START
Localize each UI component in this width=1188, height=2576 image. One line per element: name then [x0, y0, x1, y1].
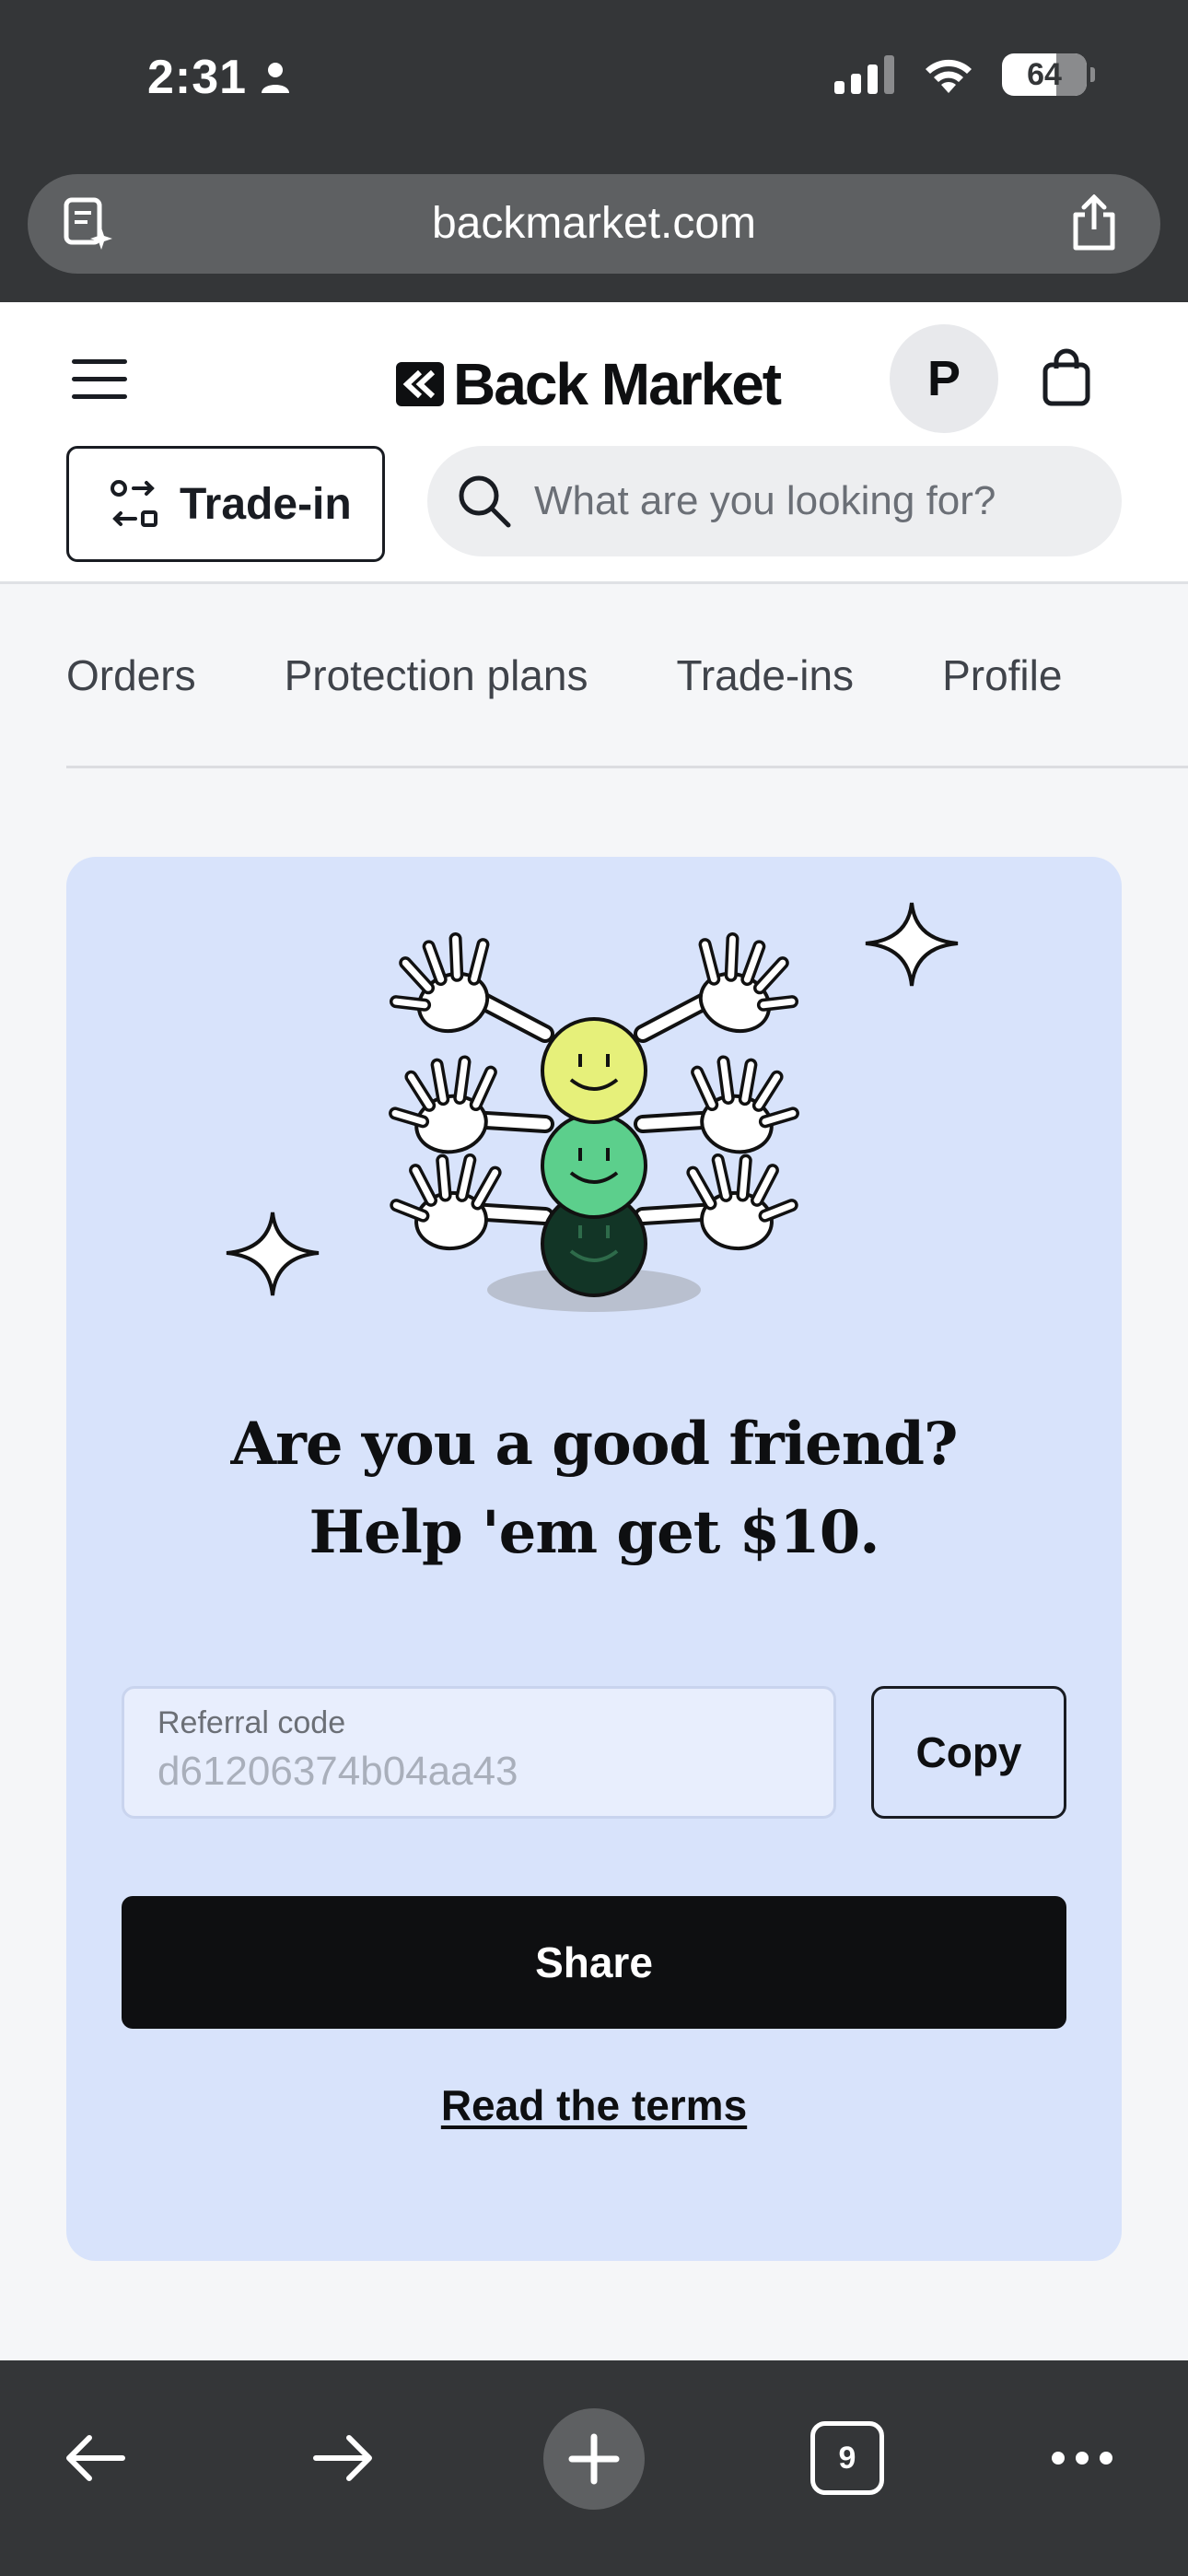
referral-code-value[interactable]: d61206374b04aa43 [157, 1749, 800, 1795]
headline-line-2: Help 'em get $10. [309, 1498, 879, 1567]
wifi-icon [926, 59, 972, 93]
browser-bottom-toolbar: 9 [0, 2360, 1188, 2576]
plus-icon[interactable] [543, 2408, 645, 2510]
referral-card: Are you a good friend? Help 'em get $10.… [66, 857, 1122, 2261]
copy-button[interactable]: Copy [871, 1686, 1066, 1819]
logo-text: Back Market [453, 351, 782, 417]
battery-level: 64 [1027, 56, 1062, 92]
account-tabs: Orders Protection plans Trade-ins Profil… [66, 584, 1188, 768]
battery-indicator: 64 [1002, 53, 1095, 96]
tab-protection-plans[interactable]: Protection plans [285, 650, 588, 700]
trade-in-label: Trade-in [180, 479, 352, 529]
tab-trade-ins[interactable]: Trade-ins [676, 650, 854, 700]
ellipsis-icon[interactable] [1031, 2412, 1133, 2504]
site-header: Back Market P Trade-in [0, 302, 1188, 584]
logo-mark-icon [396, 362, 444, 406]
browser-top-chrome: 2:31 64 backmarket.com [0, 0, 1188, 302]
referral-headline: Are you a good friend? Help 'em get $10. [66, 1400, 1122, 1577]
signal-icon [834, 55, 894, 94]
headline-line-1: Are you a good friend? [230, 1410, 958, 1479]
hamburger-icon[interactable] [72, 359, 127, 400]
back-market-logo[interactable]: Back Market [396, 350, 782, 418]
share-icon[interactable] [1068, 194, 1120, 252]
tab-orders[interactable]: Orders [66, 650, 196, 700]
arrow-left-icon[interactable] [44, 2412, 146, 2504]
search-input[interactable] [534, 478, 1105, 524]
account-avatar[interactable]: P [890, 324, 998, 433]
smiley-hands-illustration [226, 902, 959, 1312]
read-terms-link[interactable]: Read the terms [66, 2080, 1122, 2130]
url-text[interactable]: backmarket.com [28, 174, 1160, 274]
swap-icon [111, 480, 157, 527]
status-time: 2:31 [147, 50, 293, 105]
tab-count-button[interactable]: 9 [810, 2421, 884, 2495]
status-indicators: 64 [834, 53, 1095, 96]
search-icon [459, 475, 511, 528]
person-icon [262, 63, 290, 93]
shopping-bag-icon[interactable] [1041, 348, 1092, 407]
search-bar[interactable] [427, 446, 1122, 556]
status-time-text: 2:31 [147, 51, 248, 104]
url-bar[interactable]: backmarket.com [28, 174, 1160, 274]
arrow-right-icon[interactable] [293, 2412, 394, 2504]
referral-code-field[interactable]: Referral code d61206374b04aa43 [122, 1686, 836, 1819]
trade-in-button[interactable]: Trade-in [66, 446, 385, 562]
referral-code-label: Referral code [157, 1705, 346, 1740]
share-button[interactable]: Share [122, 1896, 1066, 2029]
tab-profile[interactable]: Profile [942, 650, 1062, 700]
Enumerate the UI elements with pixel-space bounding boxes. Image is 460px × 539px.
END
◆ STATED EXERCISE ◆
Express the listing above as a JSON list of strings, one string per line, leaving out blank lines and pictures.

◆ THE RESULT ◆
[
  "Localize each UI component in this width=1188, height=2576 image. One line per element: name then [x0, y0, x1, y1].",
  "referral-code-value[interactable]: d61206374b04aa43 [157, 1749, 800, 1795]",
  "headline-line-2: Help 'em get $10. [309, 1498, 879, 1567]",
  "wifi-icon [926, 59, 972, 93]",
  "browser-bottom-toolbar: 9 [0, 2360, 1188, 2576]",
  "plus-icon[interactable] [543, 2408, 645, 2510]",
  "referral-card: Are you a good friend? Help 'em get $10.… [66, 857, 1122, 2261]",
  "copy-button[interactable]: Copy [871, 1686, 1066, 1819]",
  "logo-text: Back Market [453, 351, 782, 417]",
  "battery-level: 64 [1027, 56, 1062, 92]",
  "account-tabs: Orders Protection plans Trade-ins Profil… [66, 584, 1188, 768]",
  "battery-indicator: 64 [1002, 53, 1095, 96]",
  "tab-protection-plans[interactable]: Protection plans [285, 650, 588, 700]",
  "trade-in-label: Trade-in [180, 479, 352, 529]",
  "tab-trade-ins[interactable]: Trade-ins [676, 650, 854, 700]",
  "ellipsis-icon[interactable] [1031, 2412, 1133, 2504]",
  "site-header: Back Market P Trade-in [0, 302, 1188, 584]",
  "logo-mark-icon [396, 362, 444, 406]",
  "browser-top-chrome: 2:31 64 backmarket.com [0, 0, 1188, 302]",
  "referral-headline: Are you a good friend? Help 'em get $10. [66, 1400, 1122, 1577]",
  "signal-icon [834, 55, 894, 94]",
  "headline-line-1: Are you a good friend? [230, 1410, 958, 1479]",
  "hamburger-icon[interactable] [72, 359, 127, 400]",
  "back-market-logo[interactable]: Back Market [396, 350, 782, 418]",
  "share-icon[interactable] [1068, 194, 1120, 252]",
  "tab-orders[interactable]: Orders [66, 650, 196, 700]",
  "arrow-left-icon[interactable] [44, 2412, 146, 2504]",
  "search-input[interactable] [534, 478, 1105, 524]",
  "account-avatar[interactable]: P [890, 324, 998, 433]",
  "smiley-hands-illustration [226, 902, 959, 1312]",
  "read-terms-link[interactable]: Read the terms [66, 2080, 1122, 2130]",
  "url-text[interactable]: backmarket.com [28, 174, 1160, 274]",
  "swap-icon [111, 480, 157, 527]",
  "status-time: 2:31 [147, 50, 293, 105]",
  "tab-count-button[interactable]: 9 [810, 2421, 884, 2495]",
  "status-indicators: 64 [834, 53, 1095, 96]",
  "search-icon [459, 475, 511, 528]",
  "person-icon [262, 63, 290, 93]",
  "shopping-bag-icon[interactable] [1041, 348, 1092, 407]",
  "search-bar[interactable] [427, 446, 1122, 556]",
  "status-time-text: 2:31 [147, 51, 248, 104]",
  "url-bar[interactable]: backmarket.com [28, 174, 1160, 274]",
  "arrow-right-icon[interactable] [293, 2412, 394, 2504]",
  "referral-code-field[interactable]: Referral code d61206374b04aa43 [122, 1686, 836, 1819]",
  "trade-in-button[interactable]: Trade-in [66, 446, 385, 562]",
  "referral-code-label: Referral code [157, 1705, 346, 1740]",
  "share-button[interactable]: Share [122, 1896, 1066, 2029]",
  "tab-profile[interactable]: Profile [942, 650, 1062, 700]",
  "Enumerate the UI elements with pixel-space bounding boxes. Image is 460px × 539px."
]